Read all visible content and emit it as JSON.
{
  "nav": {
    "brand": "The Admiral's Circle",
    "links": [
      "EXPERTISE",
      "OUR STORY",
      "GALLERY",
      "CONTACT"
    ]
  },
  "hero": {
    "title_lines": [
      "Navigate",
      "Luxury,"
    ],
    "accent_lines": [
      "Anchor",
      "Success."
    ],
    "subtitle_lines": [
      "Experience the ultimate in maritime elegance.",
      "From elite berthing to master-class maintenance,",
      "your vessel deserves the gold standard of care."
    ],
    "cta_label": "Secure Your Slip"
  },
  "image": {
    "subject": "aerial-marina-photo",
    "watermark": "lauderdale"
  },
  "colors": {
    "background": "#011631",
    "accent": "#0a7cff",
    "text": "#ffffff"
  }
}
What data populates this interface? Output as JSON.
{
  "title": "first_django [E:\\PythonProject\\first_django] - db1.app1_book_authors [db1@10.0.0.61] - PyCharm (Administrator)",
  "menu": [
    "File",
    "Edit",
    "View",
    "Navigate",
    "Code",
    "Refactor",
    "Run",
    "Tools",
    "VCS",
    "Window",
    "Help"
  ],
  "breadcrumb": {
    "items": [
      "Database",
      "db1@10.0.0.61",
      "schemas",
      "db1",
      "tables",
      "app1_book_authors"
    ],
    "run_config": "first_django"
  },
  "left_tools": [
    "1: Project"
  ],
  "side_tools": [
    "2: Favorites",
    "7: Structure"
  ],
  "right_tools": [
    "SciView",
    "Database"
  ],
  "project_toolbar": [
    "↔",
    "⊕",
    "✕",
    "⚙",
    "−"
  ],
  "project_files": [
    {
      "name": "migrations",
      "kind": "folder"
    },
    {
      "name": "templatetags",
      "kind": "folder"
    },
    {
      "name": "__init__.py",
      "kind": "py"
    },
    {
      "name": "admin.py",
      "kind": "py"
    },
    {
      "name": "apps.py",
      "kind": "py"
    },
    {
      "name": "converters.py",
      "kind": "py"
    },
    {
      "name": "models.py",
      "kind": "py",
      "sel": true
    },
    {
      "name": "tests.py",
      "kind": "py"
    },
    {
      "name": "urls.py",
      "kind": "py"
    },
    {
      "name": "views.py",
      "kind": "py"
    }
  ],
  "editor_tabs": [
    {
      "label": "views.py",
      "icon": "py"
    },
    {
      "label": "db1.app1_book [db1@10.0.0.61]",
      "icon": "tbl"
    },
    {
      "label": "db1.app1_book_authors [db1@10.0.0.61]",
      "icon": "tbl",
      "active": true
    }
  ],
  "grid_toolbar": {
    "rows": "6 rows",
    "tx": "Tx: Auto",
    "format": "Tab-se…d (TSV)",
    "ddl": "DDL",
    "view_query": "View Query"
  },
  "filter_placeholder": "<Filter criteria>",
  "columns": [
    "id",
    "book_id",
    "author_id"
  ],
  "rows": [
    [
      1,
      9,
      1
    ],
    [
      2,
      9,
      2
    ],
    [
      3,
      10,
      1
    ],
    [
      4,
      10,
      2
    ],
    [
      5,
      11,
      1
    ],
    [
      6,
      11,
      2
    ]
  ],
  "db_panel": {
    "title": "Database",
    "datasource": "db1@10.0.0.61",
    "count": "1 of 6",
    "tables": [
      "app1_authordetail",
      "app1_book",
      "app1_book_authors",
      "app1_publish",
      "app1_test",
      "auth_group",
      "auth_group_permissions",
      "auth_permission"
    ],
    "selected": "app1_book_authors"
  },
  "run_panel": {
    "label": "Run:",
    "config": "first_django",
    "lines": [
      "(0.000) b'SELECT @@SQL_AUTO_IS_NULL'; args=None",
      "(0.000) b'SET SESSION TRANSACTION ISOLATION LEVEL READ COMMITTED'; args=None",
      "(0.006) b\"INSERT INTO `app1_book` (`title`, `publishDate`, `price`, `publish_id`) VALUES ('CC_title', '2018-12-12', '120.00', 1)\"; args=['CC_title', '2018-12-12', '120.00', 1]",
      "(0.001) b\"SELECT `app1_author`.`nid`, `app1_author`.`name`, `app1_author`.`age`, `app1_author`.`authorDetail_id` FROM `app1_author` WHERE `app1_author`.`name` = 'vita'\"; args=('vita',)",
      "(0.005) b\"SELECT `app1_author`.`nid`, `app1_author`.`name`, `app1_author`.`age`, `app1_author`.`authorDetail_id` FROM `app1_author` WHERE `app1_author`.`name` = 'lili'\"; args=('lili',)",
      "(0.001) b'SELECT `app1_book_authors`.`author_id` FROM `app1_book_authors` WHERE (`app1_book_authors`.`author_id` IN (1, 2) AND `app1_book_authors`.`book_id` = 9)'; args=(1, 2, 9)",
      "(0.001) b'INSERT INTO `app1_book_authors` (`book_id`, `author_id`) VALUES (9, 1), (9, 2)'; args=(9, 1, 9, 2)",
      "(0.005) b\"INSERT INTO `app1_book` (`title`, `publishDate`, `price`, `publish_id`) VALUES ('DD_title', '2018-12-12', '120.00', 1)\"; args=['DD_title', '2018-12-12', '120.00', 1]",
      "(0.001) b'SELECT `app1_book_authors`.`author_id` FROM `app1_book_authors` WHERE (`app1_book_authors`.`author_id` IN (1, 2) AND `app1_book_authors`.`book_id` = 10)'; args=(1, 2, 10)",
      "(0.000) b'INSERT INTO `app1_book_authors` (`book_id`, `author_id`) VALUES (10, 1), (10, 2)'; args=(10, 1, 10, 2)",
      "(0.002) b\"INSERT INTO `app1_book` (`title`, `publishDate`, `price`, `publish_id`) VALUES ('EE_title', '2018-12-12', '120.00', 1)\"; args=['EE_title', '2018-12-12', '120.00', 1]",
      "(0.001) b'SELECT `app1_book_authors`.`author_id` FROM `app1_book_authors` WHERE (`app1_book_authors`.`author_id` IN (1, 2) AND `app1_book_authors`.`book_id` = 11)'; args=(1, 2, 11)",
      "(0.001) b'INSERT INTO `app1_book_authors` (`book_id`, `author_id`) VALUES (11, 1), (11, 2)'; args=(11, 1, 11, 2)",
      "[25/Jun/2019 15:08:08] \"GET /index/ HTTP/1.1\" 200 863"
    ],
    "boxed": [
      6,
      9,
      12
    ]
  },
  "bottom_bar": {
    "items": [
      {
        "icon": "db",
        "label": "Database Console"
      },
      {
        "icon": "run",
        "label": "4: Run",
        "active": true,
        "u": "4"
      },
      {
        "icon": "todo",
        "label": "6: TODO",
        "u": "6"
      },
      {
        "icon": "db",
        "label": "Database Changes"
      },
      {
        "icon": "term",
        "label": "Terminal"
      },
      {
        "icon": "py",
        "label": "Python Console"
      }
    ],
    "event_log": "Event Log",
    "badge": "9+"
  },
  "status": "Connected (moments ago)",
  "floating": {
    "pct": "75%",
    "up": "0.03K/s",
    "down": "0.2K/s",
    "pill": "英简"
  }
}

*****

## WORK TO COMPLETE
Reproduce every entry shown above, precisely as it stands.

## REPLY TO THE EXERCISE
Read all visible content and emit it as JSON.
{
  "nav": {
    "brand": "The Admiral's Circle",
    "links": [
      "EXPERTISE",
      "OUR STORY",
      "GALLERY",
      "CONTACT"
    ]
  },
  "hero": {
    "title_lines": [
      "Navigate",
      "Luxury,"
    ],
    "accent_lines": [
      "Anchor",
      "Success."
    ],
    "subtitle_lines": [
      "Experience the ultimate in maritime elegance.",
      "From elite berthing to master-class maintenance,",
      "your vessel deserves the gold standard of care."
    ],
    "cta_label": "Secure Your Slip"
  },
  "image": {
    "subject": "aerial-marina-photo",
    "watermark": "lauderdale"
  },
  "colors": {
    "background": "#011631",
    "accent": "#0a7cff",
    "text": "#ffffff"
  }
}
What data populates this interface? Output as JSON.
{
  "title": "first_django [E:\\PythonProject\\first_django] - db1.app1_book_authors [db1@10.0.0.61] - PyCharm (Administrator)",
  "menu": [
    "File",
    "Edit",
    "View",
    "Navigate",
    "Code",
    "Refactor",
    "Run",
    "Tools",
    "VCS",
    "Window",
    "Help"
  ],
  "breadcrumb": {
    "items": [
      "Database",
      "db1@10.0.0.61",
      "schemas",
      "db1",
      "tables",
      "app1_book_authors"
    ],
    "run_config": "first_django"
  },
  "left_tools": [
    "1: Project"
  ],
  "side_tools": [
    "2: Favorites",
    "7: Structure"
  ],
  "right_tools": [
    "SciView",
    "Database"
  ],
  "project_toolbar": [
    "↔",
    "⊕",
    "✕",
    "⚙",
    "−"
  ],
  "project_files": [
    {
      "name": "migrations",
      "kind": "folder"
    },
    {
      "name": "templatetags",
      "kind": "folder"
    },
    {
      "name": "__init__.py",
      "kind": "py"
    },
    {
      "name": "admin.py",
      "kind": "py"
    },
    {
      "name": "apps.py",
      "kind": "py"
    },
    {
      "name": "converters.py",
      "kind": "py"
    },
    {
      "name": "models.py",
      "kind": "py",
      "sel": true
    },
    {
      "name": "tests.py",
      "kind": "py"
    },
    {
      "name": "urls.py",
      "kind": "py"
    },
    {
      "name": "views.py",
      "kind": "py"
    }
  ],
  "editor_tabs": [
    {
      "label": "views.py",
      "icon": "py"
    },
    {
      "label": "db1.app1_book [db1@10.0.0.61]",
      "icon": "tbl"
    },
    {
      "label": "db1.app1_book_authors [db1@10.0.0.61]",
      "icon": "tbl",
      "active": true
    }
  ],
  "grid_toolbar": {
    "rows": "6 rows",
    "tx": "Tx: Auto",
    "format": "Tab-se…d (TSV)",
    "ddl": "DDL",
    "view_query": "View Query"
  },
  "filter_placeholder": "<Filter criteria>",
  "columns": [
    "id",
    "book_id",
    "author_id"
  ],
  "rows": [
    [
      1,
      9,
      1
    ],
    [
      2,
      9,
      2
    ],
    [
      3,
      10,
      1
    ],
    [
      4,
      10,
      2
    ],
    [
      5,
      11,
      1
    ],
    [
      6,
      11,
      2
    ]
  ],
  "db_panel": {
    "title": "Database",
    "datasource": "db1@10.0.0.61",
    "count": "1 of 6",
    "tables": [
      "app1_authordetail",
      "app1_book",
      "app1_book_authors",
      "app1_publish",
      "app1_test",
      "auth_group",
      "auth_group_permissions",
      "auth_permission"
    ],
    "selected": "app1_book_authors"
  },
  "run_panel": {
    "label": "Run:",
    "config": "first_django",
    "lines": [
      "(0.000) b'SELECT @@SQL_AUTO_IS_NULL'; args=None",
      "(0.000) b'SET SESSION TRANSACTION ISOLATION LEVEL READ COMMITTED'; args=None",
      "(0.006) b\"INSERT INTO `app1_book` (`title`, `publishDate`, `price`, `publish_id`) VALUES ('CC_title', '2018-12-12', '120.00', 1)\"; args=['CC_title', '2018-12-12', '120.00', 1]",
      "(0.001) b\"SELECT `app1_author`.`nid`, `app1_author`.`name`, `app1_author`.`age`, `app1_author`.`authorDetail_id` FROM `app1_author` WHERE `app1_author`.`name` = 'vita'\"; args=('vita',)",
      "(0.005) b\"SELECT `app1_author`.`nid`, `app1_author`.`name`, `app1_author`.`age`, `app1_author`.`authorDetail_id` FROM `app1_author` WHERE `app1_author`.`name` = 'lili'\"; args=('lili',)",
      "(0.001) b'SELECT `app1_book_authors`.`author_id` FROM `app1_book_authors` WHERE (`app1_book_authors`.`author_id` IN (1, 2) AND `app1_book_authors`.`book_id` = 9)'; args=(1, 2, 9)",
      "(0.001) b'INSERT INTO `app1_book_authors` (`book_id`, `author_id`) VALUES (9, 1), (9, 2)'; args=(9, 1, 9, 2)",
      "(0.005) b\"INSERT INTO `app1_book` (`title`, `publishDate`, `price`, `publish_id`) VALUES ('DD_title', '2018-12-12', '120.00', 1)\"; args=['DD_title', '2018-12-12', '120.00', 1]",
      "(0.001) b'SELECT `app1_book_authors`.`author_id` FROM `app1_book_authors` WHERE (`app1_book_authors`.`author_id` IN (1, 2) AND `app1_book_authors`.`book_id` = 10)'; args=(1, 2, 10)",
      "(0.000) b'INSERT INTO `app1_book_authors` (`book_id`, `author_id`) VALUES (10, 1), (10, 2)'; args=(10, 1, 10, 2)",
      "(0.002) b\"INSERT INTO `app1_book` (`title`, `publishDate`, `price`, `publish_id`) VALUES ('EE_title', '2018-12-12', '120.00', 1)\"; args=['EE_title', '2018-12-12', '120.00', 1]",
      "(0.001) b'SELECT `app1_book_authors`.`author_id` FROM `app1_book_authors` WHERE (`app1_book_authors`.`author_id` IN (1, 2) AND `app1_book_authors`.`book_id` = 11)'; args=(1, 2, 11)",
      "(0.001) b'INSERT INTO `app1_book_authors` (`book_id`, `author_id`) VALUES (11, 1), (11, 2)'; args=(11, 1, 11, 2)",
      "[25/Jun/2019 15:08:08] \"GET /index/ HTTP/1.1\" 200 863"
    ],
    "boxed": [
      6,
      9,
      12
    ]
  },
  "bottom_bar": {
    "items": [
      {
        "icon": "db",
        "label": "Database Console"
      },
      {
        "icon": "run",
        "label": "4: Run",
        "active": true,
        "u": "4"
      },
      {
        "icon": "todo",
        "label": "6: TODO",
        "u": "6"
      },
      {
        "icon": "db",
        "label": "Database Changes"
      },
      {
        "icon": "term",
        "label": "Terminal"
      },
      {
        "icon": "py",
        "label": "Python Console"
      }
    ],
    "event_log": "Event Log",
    "badge": "9+"
  },
  "status": "Connected (moments ago)",
  "floating": {
    "pct": "75%",
    "up": "0.03K/s",
    "down": "0.2K/s",
    "pill": "英简"
  }
}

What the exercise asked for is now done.